Find and copy every line in the records that includes the string "bandpass".

[Start of RECORD SET]

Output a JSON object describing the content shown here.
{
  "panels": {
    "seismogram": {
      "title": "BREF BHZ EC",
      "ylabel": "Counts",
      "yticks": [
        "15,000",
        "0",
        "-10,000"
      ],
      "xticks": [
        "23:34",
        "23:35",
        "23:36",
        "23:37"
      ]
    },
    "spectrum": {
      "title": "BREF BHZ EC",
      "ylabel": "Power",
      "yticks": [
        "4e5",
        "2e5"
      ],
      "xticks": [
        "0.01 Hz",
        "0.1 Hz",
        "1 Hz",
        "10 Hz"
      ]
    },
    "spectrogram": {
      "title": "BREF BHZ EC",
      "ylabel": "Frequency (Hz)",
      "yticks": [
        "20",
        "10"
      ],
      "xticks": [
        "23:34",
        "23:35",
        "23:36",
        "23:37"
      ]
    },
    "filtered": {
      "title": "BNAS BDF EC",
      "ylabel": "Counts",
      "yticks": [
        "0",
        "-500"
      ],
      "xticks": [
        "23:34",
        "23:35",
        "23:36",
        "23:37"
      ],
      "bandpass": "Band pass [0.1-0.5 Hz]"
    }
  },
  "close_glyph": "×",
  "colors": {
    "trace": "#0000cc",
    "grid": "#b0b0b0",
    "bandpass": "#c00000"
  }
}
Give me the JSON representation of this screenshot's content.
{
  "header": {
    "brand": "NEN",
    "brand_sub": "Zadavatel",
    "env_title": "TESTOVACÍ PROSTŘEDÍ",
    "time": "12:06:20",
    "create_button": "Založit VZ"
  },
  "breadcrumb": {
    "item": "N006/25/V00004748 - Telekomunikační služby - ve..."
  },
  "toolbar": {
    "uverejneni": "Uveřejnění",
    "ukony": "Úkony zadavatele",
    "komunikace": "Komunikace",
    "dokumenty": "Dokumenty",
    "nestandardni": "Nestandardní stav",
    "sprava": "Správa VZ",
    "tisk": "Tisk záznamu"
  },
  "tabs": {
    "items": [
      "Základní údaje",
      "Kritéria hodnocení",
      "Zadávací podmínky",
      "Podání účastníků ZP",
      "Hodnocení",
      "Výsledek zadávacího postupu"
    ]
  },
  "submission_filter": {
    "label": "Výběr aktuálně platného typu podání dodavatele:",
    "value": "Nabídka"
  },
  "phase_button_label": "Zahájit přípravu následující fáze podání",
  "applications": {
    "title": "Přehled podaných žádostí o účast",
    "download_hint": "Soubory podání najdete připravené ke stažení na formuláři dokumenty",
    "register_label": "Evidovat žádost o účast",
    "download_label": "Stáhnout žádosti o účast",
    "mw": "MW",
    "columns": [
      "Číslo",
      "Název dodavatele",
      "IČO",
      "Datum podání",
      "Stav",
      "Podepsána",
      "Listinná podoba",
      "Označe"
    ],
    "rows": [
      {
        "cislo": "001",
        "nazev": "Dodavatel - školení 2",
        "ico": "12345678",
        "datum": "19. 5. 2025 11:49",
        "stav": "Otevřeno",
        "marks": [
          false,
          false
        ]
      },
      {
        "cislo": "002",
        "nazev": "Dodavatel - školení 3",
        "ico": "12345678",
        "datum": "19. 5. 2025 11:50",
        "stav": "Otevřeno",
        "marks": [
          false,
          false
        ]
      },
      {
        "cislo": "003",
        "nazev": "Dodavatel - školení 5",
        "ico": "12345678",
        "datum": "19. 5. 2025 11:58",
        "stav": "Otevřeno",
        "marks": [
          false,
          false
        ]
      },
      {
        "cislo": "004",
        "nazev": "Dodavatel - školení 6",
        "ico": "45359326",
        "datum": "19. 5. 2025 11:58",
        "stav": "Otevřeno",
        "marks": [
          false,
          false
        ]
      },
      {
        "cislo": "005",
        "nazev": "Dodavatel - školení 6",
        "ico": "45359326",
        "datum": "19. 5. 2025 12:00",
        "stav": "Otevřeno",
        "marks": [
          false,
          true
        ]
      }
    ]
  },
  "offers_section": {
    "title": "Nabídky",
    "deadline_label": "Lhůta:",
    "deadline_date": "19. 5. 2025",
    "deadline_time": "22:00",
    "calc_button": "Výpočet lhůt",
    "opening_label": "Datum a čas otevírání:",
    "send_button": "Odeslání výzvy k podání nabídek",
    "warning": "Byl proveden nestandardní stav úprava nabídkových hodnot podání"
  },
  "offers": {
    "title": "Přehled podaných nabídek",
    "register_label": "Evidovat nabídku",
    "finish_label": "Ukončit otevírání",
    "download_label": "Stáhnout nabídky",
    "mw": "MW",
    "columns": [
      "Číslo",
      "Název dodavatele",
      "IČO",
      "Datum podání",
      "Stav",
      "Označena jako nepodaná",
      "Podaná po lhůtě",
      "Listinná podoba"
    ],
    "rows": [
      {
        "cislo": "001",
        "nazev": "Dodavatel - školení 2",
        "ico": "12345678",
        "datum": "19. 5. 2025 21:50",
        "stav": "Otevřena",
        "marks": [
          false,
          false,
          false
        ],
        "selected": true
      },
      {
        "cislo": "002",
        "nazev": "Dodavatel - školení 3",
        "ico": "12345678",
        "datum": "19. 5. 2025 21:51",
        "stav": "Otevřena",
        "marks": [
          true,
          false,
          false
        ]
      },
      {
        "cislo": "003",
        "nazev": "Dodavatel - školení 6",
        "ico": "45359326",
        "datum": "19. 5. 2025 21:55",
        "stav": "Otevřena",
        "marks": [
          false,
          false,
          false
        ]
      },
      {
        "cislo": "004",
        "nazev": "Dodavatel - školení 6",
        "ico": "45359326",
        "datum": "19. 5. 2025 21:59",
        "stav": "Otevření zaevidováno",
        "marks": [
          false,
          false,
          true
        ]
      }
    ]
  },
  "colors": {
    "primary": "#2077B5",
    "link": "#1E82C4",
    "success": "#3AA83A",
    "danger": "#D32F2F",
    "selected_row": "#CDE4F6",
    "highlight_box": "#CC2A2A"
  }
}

[End of RECORD SET]

[EXERCISE RESPONSE]
      "bandpass": "Band pass [0.1-0.5 Hz]"
    "bandpass": "#c00000"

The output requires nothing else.